══ Текст страницы
Сюда же (или отсюда?) горькое

 

 Простимся. Гарью пахнет ветер,

 И свет не пробивает тьму.

 И жест зовущий безответен,

 И крик не слышен никому.

 

Сюда же (или отсюда?) стихотворение, давшее своё название этому моему тексту: «Надпись на сгоревшей берёсте». 

 

 Прости, Святая Русь,

 Мой непобедный стих.

 Не за себя боюсь –

 За гусляров твоих.

 

 Про горний свет поём

 На дне вселенской тьмы.

 Да мы ли здесь живём?

 Да и живём ли мы…

 

Берёста сгорела. И с нею – надпись. Этакое протомарксисткое «отрицание отрицания». Один грек сказал: все греки лгут; лжёт ли сей грек? Мысль изреченная есть ложь? «Только зеркало зеркалу снится, / Тишина тишину сторожит» (Ахматова). А «век шествует путём своим железным», – угрюмо констатирует Александр Блок, – «А ты всё та же – лес да поле, / Да плат узорный до бровей». Всё та же: «Эти бедные селенья, / Эта скудная природа! / Край ты мой долготерпенья, / Край ты русского народа!» Даже ваш покорный слуга, вторя сией тютчевской, по-русски классической тоскливо-виолончельной басовости, тщился дерзать не по разуму: «Всё само собой: легко и просто / купола возводит муравей, / бесы изнывают от коросты, / плат чужой надвинув до бровей». А уж  Блок-то – вслед за Тютчевым: «Россия, нищая Россия! / Мне избы серые твои, / Твои мне песни ветровые – / Как слёзы первые любви!» Отсюда и у Владимира Тыцких дерзновенно брезжит тот самый «русский путь», затянутый по-кузнецовски чуть ли не морским узлом:

 

 И о чём опять напоминают

 Облака на золоте зари?
════
══ Исходные данные
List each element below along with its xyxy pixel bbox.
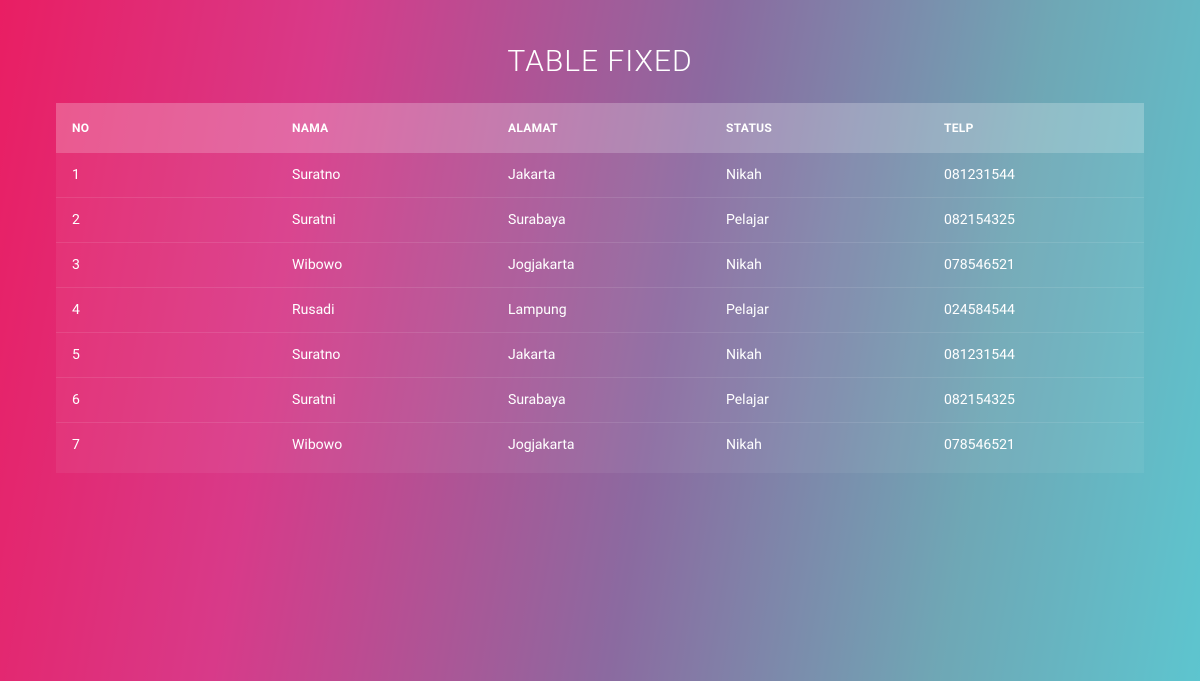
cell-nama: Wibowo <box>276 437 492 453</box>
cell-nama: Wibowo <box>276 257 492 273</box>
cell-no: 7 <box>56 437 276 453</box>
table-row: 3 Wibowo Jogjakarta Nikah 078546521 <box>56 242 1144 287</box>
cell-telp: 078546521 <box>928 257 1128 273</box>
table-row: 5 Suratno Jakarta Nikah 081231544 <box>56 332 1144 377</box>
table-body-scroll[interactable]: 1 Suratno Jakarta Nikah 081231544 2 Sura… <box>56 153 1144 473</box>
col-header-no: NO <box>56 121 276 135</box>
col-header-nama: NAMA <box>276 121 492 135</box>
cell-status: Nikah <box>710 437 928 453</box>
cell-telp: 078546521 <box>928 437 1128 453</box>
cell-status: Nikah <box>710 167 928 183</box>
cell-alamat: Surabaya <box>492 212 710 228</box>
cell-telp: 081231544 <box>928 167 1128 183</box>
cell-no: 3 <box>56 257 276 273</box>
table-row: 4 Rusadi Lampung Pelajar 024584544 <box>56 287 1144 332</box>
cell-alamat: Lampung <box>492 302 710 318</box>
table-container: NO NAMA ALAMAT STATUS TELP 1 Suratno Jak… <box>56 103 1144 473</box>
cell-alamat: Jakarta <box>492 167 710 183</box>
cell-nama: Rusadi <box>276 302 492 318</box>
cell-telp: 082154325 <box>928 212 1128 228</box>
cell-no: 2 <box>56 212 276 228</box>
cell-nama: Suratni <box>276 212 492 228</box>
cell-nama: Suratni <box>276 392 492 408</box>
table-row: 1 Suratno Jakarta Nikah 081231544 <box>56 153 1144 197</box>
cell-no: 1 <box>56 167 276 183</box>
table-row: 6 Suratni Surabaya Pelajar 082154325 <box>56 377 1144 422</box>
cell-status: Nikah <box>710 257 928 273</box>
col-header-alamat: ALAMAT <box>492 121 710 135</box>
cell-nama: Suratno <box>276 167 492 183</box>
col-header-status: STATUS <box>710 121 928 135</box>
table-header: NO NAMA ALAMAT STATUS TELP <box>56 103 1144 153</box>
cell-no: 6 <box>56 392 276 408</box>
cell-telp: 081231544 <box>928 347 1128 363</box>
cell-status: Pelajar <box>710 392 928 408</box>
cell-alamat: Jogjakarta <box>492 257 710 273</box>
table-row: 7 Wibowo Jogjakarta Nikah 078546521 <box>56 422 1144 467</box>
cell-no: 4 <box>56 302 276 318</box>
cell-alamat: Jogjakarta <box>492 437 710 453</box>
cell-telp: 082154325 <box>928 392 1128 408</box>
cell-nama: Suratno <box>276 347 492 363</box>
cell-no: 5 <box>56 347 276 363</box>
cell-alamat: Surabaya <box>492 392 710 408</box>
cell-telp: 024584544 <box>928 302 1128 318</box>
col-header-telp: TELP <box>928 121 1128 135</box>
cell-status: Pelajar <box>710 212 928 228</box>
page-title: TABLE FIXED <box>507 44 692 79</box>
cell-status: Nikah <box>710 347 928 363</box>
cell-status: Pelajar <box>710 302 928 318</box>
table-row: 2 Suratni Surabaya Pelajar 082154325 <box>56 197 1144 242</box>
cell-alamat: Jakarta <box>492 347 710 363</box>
════
**Что нужно сделать:**
- A) Ответьте на вопросы по тексту о поэзии:
(i) Какое стихотворение дало название этому тексту?
(ii) Чьи строки «Только зеркало зеркалу снится, / Тишина тишину сторожит» приводит автор?
(iii) Вслед за кем, по словам автора, Блок пишет «Россия, нищая Россия!»?
- B) Продолжите, пожалуйста, текст о поэзии после его последней строки.

**Ответы по порядку:**
- A)
(i) «Надпись на сгоревшей берёсте».
(ii) Ахматовой.
(iii) Вслед за Тютчевым.

- B)
 Широка страна моя родная,

 Что там про неё ни говори.

 

[…]

 

На дворе погода-непогода,

Так, не так – кончаем ночевать.

Не избыть, что неизбывно сроду –

Русского пути не миновать.

 

«Дайте Тютчеву стрекозу! / Догадайтесь – почему?» – почти легкомысленно дразнит нас Мандельштам, основательно ступивший на этот русский путь и не очень-то жалуемый, как мне кажется, (Мандельштам, а не путь) читателем Владимиром Тыцких. Ну, не дали, не догадались… А вот Тыцких – «Люблю грозу в начале мая!» – широко расщедрился «В последнюю ночь весны»:

 

…Сейчас она ударит током

 И целый мир повергнет в шок!

 Сродни вселенскому потопу

 Грохочет ливневый поток.

 

 Такая лава, мощь такая,

 Такая майская гроза!

 О, как в окно моё сверкают

 Её безумные глаза!

 

  Она на острова к японцам

 Уйдёт, забрезжит день едва.

 И – как рванёт навстречу солнцу

 Дождём прибитая трава!..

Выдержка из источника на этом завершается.